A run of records
● ● ● ● ●

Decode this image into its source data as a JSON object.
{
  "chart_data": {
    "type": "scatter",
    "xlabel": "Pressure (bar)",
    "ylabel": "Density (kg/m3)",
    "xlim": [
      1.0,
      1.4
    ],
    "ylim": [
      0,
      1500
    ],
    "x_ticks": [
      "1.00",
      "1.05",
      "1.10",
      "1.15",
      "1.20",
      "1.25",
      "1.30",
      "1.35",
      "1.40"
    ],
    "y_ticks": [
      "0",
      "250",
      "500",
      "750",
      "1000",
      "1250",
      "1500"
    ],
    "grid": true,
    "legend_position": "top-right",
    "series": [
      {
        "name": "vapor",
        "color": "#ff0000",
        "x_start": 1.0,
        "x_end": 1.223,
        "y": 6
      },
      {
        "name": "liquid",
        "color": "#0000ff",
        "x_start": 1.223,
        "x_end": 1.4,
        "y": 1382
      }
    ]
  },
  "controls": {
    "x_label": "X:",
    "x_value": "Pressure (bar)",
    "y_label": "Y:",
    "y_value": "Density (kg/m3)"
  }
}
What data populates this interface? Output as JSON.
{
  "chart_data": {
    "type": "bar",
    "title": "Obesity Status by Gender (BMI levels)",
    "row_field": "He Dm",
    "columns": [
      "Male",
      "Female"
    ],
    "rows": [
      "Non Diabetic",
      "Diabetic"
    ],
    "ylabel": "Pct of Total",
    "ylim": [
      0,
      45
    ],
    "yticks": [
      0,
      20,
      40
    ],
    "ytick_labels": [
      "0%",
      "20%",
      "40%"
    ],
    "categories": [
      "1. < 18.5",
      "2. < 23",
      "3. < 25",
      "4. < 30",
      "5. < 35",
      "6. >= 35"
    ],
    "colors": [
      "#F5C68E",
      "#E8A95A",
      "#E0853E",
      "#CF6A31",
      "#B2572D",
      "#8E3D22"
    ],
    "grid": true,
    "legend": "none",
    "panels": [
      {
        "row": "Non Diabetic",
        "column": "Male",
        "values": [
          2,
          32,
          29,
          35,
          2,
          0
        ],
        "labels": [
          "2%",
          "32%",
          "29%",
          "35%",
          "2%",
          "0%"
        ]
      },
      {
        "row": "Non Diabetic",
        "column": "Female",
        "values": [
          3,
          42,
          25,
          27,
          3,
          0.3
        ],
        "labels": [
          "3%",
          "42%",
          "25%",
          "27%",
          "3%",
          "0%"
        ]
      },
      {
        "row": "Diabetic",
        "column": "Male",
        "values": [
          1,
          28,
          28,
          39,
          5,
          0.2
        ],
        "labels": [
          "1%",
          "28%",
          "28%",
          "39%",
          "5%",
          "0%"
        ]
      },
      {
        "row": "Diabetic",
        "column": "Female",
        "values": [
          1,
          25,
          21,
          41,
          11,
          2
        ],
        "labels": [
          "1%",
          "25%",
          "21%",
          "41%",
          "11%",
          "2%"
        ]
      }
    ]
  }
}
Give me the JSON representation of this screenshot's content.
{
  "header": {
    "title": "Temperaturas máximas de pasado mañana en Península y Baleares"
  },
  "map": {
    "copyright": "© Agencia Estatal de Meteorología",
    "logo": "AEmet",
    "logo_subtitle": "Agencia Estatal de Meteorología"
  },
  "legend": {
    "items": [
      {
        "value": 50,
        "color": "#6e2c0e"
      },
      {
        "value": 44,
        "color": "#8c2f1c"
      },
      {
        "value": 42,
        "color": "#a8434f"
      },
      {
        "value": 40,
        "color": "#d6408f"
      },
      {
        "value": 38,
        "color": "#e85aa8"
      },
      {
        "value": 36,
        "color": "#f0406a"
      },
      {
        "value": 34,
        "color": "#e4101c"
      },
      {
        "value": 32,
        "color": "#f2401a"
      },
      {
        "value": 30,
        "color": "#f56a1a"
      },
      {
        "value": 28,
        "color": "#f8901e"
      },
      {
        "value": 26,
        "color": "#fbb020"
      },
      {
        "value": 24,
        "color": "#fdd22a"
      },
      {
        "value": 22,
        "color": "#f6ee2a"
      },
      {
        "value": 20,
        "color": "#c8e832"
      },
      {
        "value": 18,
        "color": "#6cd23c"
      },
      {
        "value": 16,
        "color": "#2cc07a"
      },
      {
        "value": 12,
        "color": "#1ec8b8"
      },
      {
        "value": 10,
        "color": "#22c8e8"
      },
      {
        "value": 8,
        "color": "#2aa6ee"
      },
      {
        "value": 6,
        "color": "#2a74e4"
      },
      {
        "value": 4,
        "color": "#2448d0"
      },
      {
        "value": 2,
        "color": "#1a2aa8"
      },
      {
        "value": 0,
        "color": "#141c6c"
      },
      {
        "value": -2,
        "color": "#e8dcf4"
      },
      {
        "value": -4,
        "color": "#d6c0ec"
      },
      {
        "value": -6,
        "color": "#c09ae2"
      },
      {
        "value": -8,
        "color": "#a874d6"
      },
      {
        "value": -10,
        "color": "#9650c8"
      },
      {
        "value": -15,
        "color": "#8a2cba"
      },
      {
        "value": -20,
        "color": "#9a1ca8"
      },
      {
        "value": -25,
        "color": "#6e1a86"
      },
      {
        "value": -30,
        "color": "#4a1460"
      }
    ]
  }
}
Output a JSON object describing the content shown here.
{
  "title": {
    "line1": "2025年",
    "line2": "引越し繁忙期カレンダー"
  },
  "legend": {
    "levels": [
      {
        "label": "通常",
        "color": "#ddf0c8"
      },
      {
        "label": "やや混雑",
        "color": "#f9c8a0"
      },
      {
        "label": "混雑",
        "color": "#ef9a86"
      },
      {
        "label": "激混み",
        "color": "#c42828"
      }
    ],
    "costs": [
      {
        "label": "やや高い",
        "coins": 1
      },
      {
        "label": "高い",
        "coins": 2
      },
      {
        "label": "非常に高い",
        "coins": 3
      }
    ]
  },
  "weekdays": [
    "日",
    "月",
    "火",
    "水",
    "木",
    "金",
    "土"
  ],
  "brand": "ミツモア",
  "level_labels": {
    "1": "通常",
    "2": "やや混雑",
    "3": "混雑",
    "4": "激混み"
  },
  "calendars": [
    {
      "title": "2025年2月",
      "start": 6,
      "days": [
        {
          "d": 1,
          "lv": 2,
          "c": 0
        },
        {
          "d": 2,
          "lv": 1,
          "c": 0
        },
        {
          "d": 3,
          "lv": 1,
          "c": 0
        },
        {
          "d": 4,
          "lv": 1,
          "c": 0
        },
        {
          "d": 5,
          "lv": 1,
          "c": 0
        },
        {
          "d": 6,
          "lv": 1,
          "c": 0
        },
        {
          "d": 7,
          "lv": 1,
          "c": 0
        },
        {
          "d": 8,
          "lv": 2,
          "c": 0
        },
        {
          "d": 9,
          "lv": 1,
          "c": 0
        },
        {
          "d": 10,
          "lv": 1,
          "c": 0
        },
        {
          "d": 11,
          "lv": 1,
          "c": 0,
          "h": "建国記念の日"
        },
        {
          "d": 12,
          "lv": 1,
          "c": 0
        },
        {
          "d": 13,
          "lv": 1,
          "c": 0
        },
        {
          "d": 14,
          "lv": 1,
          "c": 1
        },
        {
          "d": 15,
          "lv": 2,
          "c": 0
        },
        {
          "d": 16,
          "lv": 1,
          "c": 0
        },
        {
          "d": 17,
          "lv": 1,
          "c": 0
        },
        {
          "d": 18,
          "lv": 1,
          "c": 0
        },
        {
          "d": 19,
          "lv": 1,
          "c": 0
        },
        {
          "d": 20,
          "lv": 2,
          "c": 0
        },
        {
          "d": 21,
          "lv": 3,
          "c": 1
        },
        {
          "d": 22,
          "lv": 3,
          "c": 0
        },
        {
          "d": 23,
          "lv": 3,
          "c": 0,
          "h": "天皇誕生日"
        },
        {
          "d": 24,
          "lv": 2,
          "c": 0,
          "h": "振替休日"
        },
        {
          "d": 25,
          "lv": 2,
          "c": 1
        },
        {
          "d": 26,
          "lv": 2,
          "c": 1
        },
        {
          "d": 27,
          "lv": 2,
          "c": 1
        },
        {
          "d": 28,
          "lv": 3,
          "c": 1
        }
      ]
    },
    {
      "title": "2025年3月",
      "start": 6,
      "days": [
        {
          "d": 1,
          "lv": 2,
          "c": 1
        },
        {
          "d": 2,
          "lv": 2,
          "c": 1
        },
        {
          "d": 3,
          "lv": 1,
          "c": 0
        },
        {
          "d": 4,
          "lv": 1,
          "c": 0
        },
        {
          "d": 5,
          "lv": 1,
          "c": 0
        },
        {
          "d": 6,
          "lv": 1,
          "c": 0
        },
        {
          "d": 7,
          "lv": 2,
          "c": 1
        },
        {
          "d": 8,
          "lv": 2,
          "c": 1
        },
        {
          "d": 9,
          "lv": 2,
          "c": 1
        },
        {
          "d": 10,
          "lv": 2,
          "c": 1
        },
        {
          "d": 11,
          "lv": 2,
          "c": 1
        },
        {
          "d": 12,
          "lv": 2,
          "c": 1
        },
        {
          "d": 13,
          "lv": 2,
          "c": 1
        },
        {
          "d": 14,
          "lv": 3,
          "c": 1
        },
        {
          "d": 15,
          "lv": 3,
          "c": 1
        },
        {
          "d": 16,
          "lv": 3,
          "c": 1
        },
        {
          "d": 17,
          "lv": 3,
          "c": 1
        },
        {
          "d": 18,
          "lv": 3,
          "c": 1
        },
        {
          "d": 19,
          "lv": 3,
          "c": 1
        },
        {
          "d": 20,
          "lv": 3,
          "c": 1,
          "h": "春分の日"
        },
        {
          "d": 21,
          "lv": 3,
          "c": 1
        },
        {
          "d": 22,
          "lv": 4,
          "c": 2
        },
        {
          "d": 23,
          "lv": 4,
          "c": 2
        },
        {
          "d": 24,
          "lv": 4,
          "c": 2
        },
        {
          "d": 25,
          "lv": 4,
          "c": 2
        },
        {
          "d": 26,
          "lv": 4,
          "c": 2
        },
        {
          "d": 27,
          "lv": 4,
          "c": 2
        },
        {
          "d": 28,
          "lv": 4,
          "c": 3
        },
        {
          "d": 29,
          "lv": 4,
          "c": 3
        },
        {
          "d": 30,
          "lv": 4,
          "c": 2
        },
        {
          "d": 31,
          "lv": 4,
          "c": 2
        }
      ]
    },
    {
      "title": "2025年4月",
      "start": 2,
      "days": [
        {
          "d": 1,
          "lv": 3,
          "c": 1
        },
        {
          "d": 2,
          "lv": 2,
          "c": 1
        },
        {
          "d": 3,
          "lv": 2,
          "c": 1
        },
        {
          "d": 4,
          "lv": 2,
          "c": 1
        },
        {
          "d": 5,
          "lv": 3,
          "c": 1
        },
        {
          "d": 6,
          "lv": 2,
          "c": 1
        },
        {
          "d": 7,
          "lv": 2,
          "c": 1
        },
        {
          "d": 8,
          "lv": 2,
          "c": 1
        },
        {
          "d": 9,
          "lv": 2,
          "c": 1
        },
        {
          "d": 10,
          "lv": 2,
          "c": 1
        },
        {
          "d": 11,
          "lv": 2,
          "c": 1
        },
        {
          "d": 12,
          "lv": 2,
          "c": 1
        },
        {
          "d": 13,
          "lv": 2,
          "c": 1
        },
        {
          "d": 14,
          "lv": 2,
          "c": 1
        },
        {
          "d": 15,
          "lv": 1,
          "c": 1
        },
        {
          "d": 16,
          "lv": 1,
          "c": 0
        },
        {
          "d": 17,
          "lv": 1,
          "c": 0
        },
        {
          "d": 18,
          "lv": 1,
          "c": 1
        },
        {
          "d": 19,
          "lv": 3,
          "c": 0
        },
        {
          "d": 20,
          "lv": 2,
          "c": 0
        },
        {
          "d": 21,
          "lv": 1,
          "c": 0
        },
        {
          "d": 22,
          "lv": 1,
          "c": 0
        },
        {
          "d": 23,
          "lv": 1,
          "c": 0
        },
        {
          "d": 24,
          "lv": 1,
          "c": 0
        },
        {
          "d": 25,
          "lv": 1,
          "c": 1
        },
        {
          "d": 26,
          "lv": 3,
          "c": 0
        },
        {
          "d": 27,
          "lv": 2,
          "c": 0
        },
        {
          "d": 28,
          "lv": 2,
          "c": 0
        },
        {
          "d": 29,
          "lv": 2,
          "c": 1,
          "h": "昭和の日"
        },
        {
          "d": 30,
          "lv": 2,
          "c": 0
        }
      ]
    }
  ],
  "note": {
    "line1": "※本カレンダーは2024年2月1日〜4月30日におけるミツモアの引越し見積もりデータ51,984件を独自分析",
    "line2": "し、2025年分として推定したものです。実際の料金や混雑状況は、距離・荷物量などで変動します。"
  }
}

● ● ● ● ●

From the records, copy every line that has the string "object" in it.

* Response for this exercise:
Decode this image into its source data as a JSON object.
Output a JSON object describing the content shown here.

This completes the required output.